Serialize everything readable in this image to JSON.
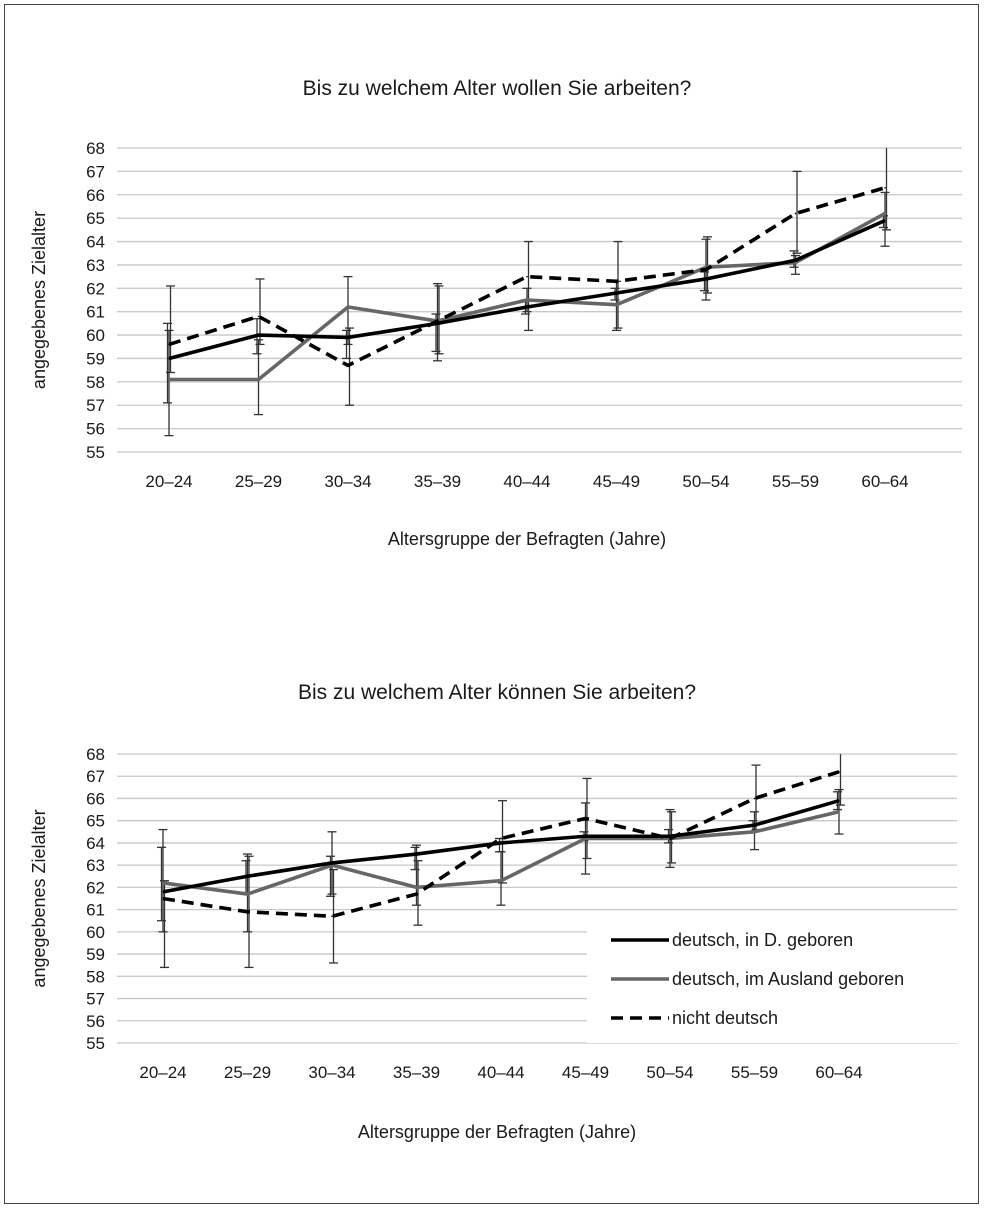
{
  "colors": {
    "deutsch_in_d": "#000000",
    "deutsch_ausland": "#666666",
    "nicht_deutsch": "#000000",
    "grid": "#c8c8c8",
    "error_bar": "#333333"
  },
  "legend": [
    {
      "key": "deutsch_in_d",
      "label": "deutsch, in D. geboren",
      "style": "solid"
    },
    {
      "key": "deutsch_ausland",
      "label": "deutsch, im Ausland geboren",
      "style": "solid"
    },
    {
      "key": "nicht_deutsch",
      "label": "nicht deutsch",
      "style": "dashed"
    }
  ],
  "chart_data": [
    {
      "type": "line",
      "title": "Bis zu welchem Alter wollen Sie arbeiten?",
      "xlabel": "Altersgruppe der Befragten (Jahre)",
      "ylabel": "angegebenes  Zielalter",
      "categories": [
        "20–24",
        "25–29",
        "30–34",
        "35–39",
        "40–44",
        "45–49",
        "50–54",
        "55–59",
        "60–64"
      ],
      "ylim": [
        55,
        68
      ],
      "yticks": [
        "55",
        "56",
        "57",
        "58",
        "59",
        "60",
        "61",
        "62",
        "63",
        "64",
        "65",
        "66",
        "67",
        "68"
      ],
      "grid": true,
      "legend": "none",
      "series": [
        {
          "name": "deutsch, in D. geboren",
          "key": "deutsch_in_d",
          "style": "solid",
          "values": [
            59.0,
            60.0,
            59.9,
            60.5,
            61.2,
            61.8,
            62.4,
            63.2,
            64.9
          ],
          "err_low": [
            57.1,
            59.2,
            59.0,
            59.3,
            60.9,
            61.5,
            61.9,
            62.9,
            64.6
          ],
          "err_high": [
            60.5,
            60.7,
            60.2,
            60.9,
            61.5,
            62.0,
            62.7,
            63.6,
            65.1
          ]
        },
        {
          "name": "deutsch, im Ausland geboren",
          "key": "deutsch_ausland",
          "style": "solid",
          "values": [
            58.1,
            58.1,
            61.2,
            60.6,
            61.5,
            61.3,
            62.9,
            63.1,
            65.2
          ],
          "err_low": [
            55.7,
            56.6,
            59.6,
            58.9,
            61.0,
            60.2,
            61.5,
            62.6,
            63.8
          ],
          "err_high": [
            60.2,
            59.8,
            62.5,
            62.2,
            62.0,
            62.3,
            64.1,
            63.4,
            66.1
          ]
        },
        {
          "name": "nicht deutsch",
          "key": "nicht_deutsch",
          "style": "dashed",
          "values": [
            59.6,
            60.8,
            58.7,
            60.6,
            62.5,
            62.3,
            62.8,
            65.2,
            66.3
          ],
          "err_low": [
            58.4,
            59.6,
            57.0,
            59.2,
            60.2,
            60.3,
            61.8,
            63.5,
            64.5
          ],
          "err_high": [
            62.1,
            62.4,
            60.3,
            62.1,
            64.0,
            64.0,
            64.2,
            67.0,
            68.0
          ]
        }
      ]
    },
    {
      "type": "line",
      "title": "Bis zu welchem Alter können Sie arbeiten?",
      "xlabel": "Altersgruppe der Befragten (Jahre)",
      "ylabel": "angegebenes  Zielalter",
      "categories": [
        "20–24",
        "25–29",
        "30–34",
        "35–39",
        "40–44",
        "45–49",
        "50–54",
        "55–59",
        "60–64"
      ],
      "ylim": [
        55,
        68
      ],
      "yticks": [
        "55",
        "56",
        "57",
        "58",
        "59",
        "60",
        "61",
        "62",
        "63",
        "64",
        "65",
        "66",
        "67",
        "68"
      ],
      "grid": true,
      "legend": "bottom-right",
      "series": [
        {
          "name": "deutsch, in D. geboren",
          "key": "deutsch_in_d",
          "style": "solid",
          "values": [
            61.8,
            62.5,
            63.1,
            63.5,
            64.0,
            64.3,
            64.3,
            64.8,
            65.9
          ],
          "err_low": [
            60.5,
            61.7,
            61.6,
            62.8,
            63.6,
            64.1,
            64.0,
            64.5,
            65.5
          ],
          "err_high": [
            63.8,
            63.2,
            63.4,
            63.8,
            64.2,
            64.5,
            64.6,
            65.0,
            66.3
          ]
        },
        {
          "name": "deutsch, im Ausland geboren",
          "key": "deutsch_ausland",
          "style": "solid",
          "values": [
            62.2,
            61.7,
            63.0,
            62.0,
            62.3,
            64.2,
            64.2,
            64.5,
            65.4
          ],
          "err_low": [
            60.0,
            60.0,
            61.7,
            61.2,
            61.2,
            62.6,
            62.9,
            63.7,
            64.4
          ],
          "err_high": [
            64.6,
            63.5,
            64.5,
            63.9,
            63.6,
            65.8,
            65.5,
            65.4,
            66.4
          ]
        },
        {
          "name": "nicht deutsch",
          "key": "nicht_deutsch",
          "style": "dashed",
          "values": [
            61.5,
            60.9,
            60.7,
            61.7,
            64.2,
            65.1,
            64.2,
            66.0,
            67.2
          ],
          "err_low": [
            58.4,
            58.4,
            58.6,
            60.3,
            62.2,
            63.3,
            63.1,
            64.6,
            65.7
          ],
          "err_high": [
            62.3,
            63.4,
            62.8,
            63.2,
            65.9,
            66.9,
            65.4,
            67.5,
            68.0
          ]
        }
      ]
    }
  ]
}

■ Task requirements ■
Copy each line holding the word "title" from the listing above.

■ Exercise output ■
      "title": "Bis zu welchem Alter wollen Sie arbeiten?",
      "title": "Bis zu welchem Alter können Sie arbeiten?",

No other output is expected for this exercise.